SOURCE EXTRACT:
In this case, we cannot find any facts establishing a basis from which the Board could reasonably infer that the pro-union activities of Huff and Jones played any part in the Company's decision to discharge them. The ALJ held that the General Counsel met her initial burden of demonstrating that protected conduct was a motivating factor in the employer's decision based upon two key facts. First, "Huff and Jones had been visible and vocal supporters of the Union" during its campaigns to organize MECO. Second, supervisors Edds and Carter had made comments that "clearly demonstrate[d] an antiunion animus and motive on the part of the Company to rid itself at some point of union supporters."


That both women had been conspicuous supporters of the Union is not sufficient to satisfy the first part of the Wright Line test, and the General Counsel does not argue that it is. The first part of the Wright Line test requires proof not only that the employer knew of the employee's pro-union activities, but also that the timing of the alleged reprisal was proximate to the protected activities and that there was anti-union animus "to link the factors of timing and knowledge to the improper motivation." Pike Chevrolet, 1991 NLRB LEXIS 1316, (October 28, 1991). Accord Vitalie Co., Inc., 1992 NLRB LEXIS 1286, (November 3, 1992) (first part of Wright Line test requires showing of union activity, employer knowledge, timing, and employer animus); Windward Auto Sales, 1991 NLRB LEXIS 1489, (December 17, 1991) (same).

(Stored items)
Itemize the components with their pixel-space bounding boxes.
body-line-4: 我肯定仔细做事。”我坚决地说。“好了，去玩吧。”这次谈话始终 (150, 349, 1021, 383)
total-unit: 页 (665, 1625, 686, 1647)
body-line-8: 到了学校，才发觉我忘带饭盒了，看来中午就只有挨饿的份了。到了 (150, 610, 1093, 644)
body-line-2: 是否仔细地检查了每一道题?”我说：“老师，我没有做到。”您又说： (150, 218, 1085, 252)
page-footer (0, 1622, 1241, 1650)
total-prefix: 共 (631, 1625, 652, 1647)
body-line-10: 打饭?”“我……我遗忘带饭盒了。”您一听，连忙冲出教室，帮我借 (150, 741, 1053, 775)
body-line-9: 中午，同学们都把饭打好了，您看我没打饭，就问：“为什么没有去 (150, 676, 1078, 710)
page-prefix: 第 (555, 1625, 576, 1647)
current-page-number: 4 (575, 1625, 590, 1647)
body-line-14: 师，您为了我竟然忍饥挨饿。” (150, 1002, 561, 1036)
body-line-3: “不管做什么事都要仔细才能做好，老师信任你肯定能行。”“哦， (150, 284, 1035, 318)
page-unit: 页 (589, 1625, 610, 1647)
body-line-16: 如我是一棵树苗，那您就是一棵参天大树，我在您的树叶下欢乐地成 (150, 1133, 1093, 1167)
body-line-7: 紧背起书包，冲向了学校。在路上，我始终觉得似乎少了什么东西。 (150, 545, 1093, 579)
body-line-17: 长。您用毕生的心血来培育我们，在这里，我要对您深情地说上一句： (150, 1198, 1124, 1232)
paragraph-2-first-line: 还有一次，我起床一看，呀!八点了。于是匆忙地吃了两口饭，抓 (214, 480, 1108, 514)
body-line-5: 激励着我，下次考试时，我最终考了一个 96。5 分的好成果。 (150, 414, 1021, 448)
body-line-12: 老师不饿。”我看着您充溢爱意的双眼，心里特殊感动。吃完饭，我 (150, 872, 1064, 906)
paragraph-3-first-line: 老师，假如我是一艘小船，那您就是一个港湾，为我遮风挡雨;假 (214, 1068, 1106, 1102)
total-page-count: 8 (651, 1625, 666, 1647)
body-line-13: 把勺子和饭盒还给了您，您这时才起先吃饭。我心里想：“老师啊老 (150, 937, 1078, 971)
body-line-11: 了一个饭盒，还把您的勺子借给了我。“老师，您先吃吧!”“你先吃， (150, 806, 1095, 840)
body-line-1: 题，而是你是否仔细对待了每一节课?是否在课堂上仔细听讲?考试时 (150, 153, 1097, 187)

ACTIONS TO TAKE:
[1] In the passage about the firing of Huff and Jones, which two supervisors made the comments that the ALJ treated as showing antiunion animus?
[2] Carry on the passage about the firing of Huff and Jones from the point where it stops.

WRITTEN ANSWERS:
[1] Edds and Carter.

[2]
We look then to the totality of the circumstances surrounding the employees' discharge, in search of substantial evidence of unlawful motivation. As for Edds' remark, it was made in October 1989, more than a year before Huff's dismissal. By the time of her discharge, Edds was not even Huff's supervisor anymore. As for Carter's comment to Jones, it adds nothing to the Company's undoubted awareness that Jones had been a Union supporter, and, like Edds' remark, it was made--or so the ALJ was willing to assume--in October 1989, more than a year before Jones's dismissal. Significantly, neither supervisor, Edds or Carter, appears to have had anything to do with either discharge. See, e.g., Hudson, Inc., 275 NLRB 874, 874-75 (1985) (where supervisor "played no part in [the employer's] decision to lay off the employees," his blatantly anti-union statement to employee wearing pro-union button did not "establish the requisite element of anti-union animus"). The ALJ specifically acknowledged that "there is no showing that [Edds] played any role in [Huff's] discharge." Thus, the supervisors' remarks constitute less than substantial evidence of anti-union animus.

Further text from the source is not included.